SET EXERCISE: Sort through the data and copy the lines holding the word "HFMN".

SUPPLIED DATA:
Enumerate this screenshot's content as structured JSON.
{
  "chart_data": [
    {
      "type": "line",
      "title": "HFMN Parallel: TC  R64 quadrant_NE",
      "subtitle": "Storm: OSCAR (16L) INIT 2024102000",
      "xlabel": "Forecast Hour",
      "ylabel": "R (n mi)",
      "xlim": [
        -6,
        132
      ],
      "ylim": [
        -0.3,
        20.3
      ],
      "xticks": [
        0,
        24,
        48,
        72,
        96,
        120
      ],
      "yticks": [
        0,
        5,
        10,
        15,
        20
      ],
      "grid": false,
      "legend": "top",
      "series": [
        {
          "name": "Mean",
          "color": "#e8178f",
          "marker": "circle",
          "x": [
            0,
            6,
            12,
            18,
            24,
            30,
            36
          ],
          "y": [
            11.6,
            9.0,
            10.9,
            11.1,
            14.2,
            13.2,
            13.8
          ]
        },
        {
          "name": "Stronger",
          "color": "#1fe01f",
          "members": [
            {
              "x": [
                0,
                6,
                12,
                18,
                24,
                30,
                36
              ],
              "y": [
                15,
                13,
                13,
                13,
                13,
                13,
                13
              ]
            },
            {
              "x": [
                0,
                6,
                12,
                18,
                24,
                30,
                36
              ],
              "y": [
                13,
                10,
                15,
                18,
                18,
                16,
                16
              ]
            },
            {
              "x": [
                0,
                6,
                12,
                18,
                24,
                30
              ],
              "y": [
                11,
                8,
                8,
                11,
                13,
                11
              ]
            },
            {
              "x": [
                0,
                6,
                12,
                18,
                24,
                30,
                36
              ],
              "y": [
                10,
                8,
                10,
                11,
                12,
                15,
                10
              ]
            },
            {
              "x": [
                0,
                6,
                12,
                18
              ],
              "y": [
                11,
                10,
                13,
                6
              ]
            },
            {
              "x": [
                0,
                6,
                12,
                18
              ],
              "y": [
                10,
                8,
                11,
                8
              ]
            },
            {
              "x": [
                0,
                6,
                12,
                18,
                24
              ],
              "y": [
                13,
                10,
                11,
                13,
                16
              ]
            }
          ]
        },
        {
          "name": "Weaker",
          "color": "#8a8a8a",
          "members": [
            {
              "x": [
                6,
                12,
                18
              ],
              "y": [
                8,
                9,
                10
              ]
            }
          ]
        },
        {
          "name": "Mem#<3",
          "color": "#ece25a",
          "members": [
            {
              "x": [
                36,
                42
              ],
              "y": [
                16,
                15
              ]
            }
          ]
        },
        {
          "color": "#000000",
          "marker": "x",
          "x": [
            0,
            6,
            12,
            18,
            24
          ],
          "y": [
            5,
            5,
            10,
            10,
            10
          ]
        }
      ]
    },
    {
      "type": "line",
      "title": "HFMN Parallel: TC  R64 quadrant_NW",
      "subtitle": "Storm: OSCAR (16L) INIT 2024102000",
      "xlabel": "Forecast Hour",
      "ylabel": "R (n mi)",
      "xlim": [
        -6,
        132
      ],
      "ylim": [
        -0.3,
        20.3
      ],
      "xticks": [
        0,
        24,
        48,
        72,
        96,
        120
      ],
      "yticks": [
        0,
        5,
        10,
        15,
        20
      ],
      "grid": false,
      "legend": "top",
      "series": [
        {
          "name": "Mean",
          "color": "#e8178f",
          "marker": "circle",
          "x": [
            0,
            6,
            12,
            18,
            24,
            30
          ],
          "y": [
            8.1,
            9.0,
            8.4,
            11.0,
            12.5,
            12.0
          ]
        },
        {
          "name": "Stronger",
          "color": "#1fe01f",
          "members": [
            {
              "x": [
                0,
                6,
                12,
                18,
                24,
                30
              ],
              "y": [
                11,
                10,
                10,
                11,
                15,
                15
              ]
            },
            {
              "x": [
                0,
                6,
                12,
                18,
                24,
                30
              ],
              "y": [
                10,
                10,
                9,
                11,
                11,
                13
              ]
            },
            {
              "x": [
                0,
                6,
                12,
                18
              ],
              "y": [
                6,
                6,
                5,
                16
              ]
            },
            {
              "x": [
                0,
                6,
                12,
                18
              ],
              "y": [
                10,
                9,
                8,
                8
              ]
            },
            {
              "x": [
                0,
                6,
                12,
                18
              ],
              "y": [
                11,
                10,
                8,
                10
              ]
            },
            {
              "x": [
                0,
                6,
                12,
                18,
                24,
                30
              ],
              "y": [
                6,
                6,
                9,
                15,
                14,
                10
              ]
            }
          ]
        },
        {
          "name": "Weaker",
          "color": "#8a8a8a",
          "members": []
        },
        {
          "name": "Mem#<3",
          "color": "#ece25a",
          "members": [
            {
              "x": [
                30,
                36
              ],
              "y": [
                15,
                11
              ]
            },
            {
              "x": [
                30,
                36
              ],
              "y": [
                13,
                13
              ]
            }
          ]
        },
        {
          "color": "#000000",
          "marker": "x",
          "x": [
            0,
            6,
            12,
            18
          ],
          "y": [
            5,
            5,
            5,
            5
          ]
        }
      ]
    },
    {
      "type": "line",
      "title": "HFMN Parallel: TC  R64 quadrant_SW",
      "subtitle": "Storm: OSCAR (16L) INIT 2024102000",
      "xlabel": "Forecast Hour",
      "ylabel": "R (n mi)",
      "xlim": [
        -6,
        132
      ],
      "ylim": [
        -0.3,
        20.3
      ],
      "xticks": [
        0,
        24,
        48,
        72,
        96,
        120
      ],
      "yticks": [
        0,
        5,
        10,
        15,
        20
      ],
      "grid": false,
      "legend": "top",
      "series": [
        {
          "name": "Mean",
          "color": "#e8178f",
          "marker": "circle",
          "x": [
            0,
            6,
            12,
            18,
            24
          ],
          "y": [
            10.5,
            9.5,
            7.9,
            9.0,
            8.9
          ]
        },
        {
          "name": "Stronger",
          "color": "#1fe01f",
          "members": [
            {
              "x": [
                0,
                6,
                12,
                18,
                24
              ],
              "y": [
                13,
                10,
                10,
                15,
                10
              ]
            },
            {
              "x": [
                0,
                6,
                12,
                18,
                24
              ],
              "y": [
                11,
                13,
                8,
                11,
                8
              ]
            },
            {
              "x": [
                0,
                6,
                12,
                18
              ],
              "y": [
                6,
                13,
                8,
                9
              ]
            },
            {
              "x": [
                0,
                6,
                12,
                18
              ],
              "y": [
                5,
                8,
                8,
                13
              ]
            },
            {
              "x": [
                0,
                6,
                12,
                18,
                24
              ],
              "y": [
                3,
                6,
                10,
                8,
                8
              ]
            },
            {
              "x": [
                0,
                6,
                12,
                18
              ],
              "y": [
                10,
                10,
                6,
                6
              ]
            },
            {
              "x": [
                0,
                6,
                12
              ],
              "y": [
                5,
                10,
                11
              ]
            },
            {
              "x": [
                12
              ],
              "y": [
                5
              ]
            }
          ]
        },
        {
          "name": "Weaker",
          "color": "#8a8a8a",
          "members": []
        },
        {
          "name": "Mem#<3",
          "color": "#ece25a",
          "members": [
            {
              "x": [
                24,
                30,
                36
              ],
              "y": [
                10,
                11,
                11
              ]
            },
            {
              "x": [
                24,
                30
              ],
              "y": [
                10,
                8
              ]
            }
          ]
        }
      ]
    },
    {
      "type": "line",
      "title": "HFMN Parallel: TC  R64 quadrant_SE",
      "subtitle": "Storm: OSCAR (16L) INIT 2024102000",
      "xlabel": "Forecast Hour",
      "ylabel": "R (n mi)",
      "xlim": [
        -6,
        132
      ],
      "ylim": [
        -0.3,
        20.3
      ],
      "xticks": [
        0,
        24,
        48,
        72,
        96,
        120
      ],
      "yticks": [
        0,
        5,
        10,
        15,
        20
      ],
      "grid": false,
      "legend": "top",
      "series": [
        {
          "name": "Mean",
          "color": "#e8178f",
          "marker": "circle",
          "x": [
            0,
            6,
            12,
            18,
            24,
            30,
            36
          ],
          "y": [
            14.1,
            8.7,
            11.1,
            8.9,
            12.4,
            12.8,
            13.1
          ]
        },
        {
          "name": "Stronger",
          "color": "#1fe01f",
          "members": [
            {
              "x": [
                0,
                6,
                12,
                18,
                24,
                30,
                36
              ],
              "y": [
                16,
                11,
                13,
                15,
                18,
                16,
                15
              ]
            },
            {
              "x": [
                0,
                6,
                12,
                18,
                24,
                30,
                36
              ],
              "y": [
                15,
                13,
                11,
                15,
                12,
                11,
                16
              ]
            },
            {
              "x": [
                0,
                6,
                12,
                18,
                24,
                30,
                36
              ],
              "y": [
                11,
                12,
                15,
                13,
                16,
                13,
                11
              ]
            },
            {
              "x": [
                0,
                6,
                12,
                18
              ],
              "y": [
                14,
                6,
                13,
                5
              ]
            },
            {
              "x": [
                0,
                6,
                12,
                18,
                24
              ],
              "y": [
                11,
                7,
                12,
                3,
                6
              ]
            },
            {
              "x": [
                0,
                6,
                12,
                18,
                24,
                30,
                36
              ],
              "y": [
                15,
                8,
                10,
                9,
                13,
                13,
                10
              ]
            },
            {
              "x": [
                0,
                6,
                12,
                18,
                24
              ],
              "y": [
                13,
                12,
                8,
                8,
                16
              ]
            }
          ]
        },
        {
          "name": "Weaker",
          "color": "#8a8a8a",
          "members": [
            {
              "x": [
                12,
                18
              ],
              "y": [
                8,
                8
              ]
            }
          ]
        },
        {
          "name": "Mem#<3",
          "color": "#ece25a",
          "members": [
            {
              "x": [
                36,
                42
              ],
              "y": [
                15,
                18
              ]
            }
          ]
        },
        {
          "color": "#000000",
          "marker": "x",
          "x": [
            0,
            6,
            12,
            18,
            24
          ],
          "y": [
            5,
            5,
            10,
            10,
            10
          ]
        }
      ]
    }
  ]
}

CORRECT RESULT:
      "title": "HFMN Parallel: TC  R64 quadrant_NE",
      "title": "HFMN Parallel: TC  R64 quadrant_NW",
      "title": "HFMN Parallel: TC  R64 quadrant_SW",
      "title": "HFMN Parallel: TC  R64 quadrant_SE",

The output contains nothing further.